• [Instruction] Every line of the material below must be repeated exactly.

## Begin Input

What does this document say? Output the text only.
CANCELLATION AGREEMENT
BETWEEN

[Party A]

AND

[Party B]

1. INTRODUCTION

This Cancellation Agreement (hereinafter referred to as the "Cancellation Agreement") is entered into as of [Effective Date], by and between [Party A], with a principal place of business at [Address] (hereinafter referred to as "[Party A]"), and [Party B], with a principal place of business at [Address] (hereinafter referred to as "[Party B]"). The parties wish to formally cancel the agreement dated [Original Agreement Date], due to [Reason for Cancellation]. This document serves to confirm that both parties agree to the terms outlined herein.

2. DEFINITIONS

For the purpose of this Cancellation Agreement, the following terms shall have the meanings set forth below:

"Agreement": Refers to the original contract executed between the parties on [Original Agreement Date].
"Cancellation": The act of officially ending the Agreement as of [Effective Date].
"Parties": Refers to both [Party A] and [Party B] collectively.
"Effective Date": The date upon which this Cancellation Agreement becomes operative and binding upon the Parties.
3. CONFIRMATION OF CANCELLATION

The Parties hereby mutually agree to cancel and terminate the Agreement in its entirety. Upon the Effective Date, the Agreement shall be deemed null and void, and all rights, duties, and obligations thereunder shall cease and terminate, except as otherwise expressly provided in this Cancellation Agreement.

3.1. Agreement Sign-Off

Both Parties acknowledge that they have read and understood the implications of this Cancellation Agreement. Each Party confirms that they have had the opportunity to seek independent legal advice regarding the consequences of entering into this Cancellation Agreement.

## End Input

• [Answer to the problem]
What does this document say? Output the text only.
CANCELLATION AGREEMENT
BETWEEN

[Party A]

AND

[Party B]

1. INTRODUCTION

This Cancellation Agreement (hereinafter referred to as the "Cancellation Agreement") is entered into as of [Effective Date], by and between [Party A], with a principal place of business at [Address] (hereinafter referred to as "[Party A]"), and [Party B], with a principal place of business at [Address] (hereinafter referred to as "[Party B]"). The parties wish to formally cancel the agreement dated [Original Agreement Date], due to [Reason for Cancellation]. This document serves to confirm that both parties agree to the terms outlined herein.

2. DEFINITIONS

For the purpose of this Cancellation Agreement, the following terms shall have the meanings set forth below:

"Agreement": Refers to the original contract executed between the parties on [Original Agreement Date].
"Cancellation": The act of officially ending the Agreement as of [Effective Date].
"Parties": Refers to both [Party A] and [Party B] collectively.
"Effective Date": The date upon which this Cancellation Agreement becomes operative and binding upon the Parties.
3. CONFIRMATION OF CANCELLATION

The Parties hereby mutually agree to cancel and terminate the Agreement in its entirety. Upon the Effective Date, the Agreement shall be deemed null and void, and all rights, duties, and obligations thereunder shall cease and terminate, except as otherwise expressly provided in this Cancellation Agreement.

3.1. Agreement Sign-Off

Both Parties acknowledge that they have read and understood the implications of this Cancellation Agreement. Each Party confirms that they have had the opportunity to seek independent legal advice regarding the consequences of entering into this Cancellation Agreement.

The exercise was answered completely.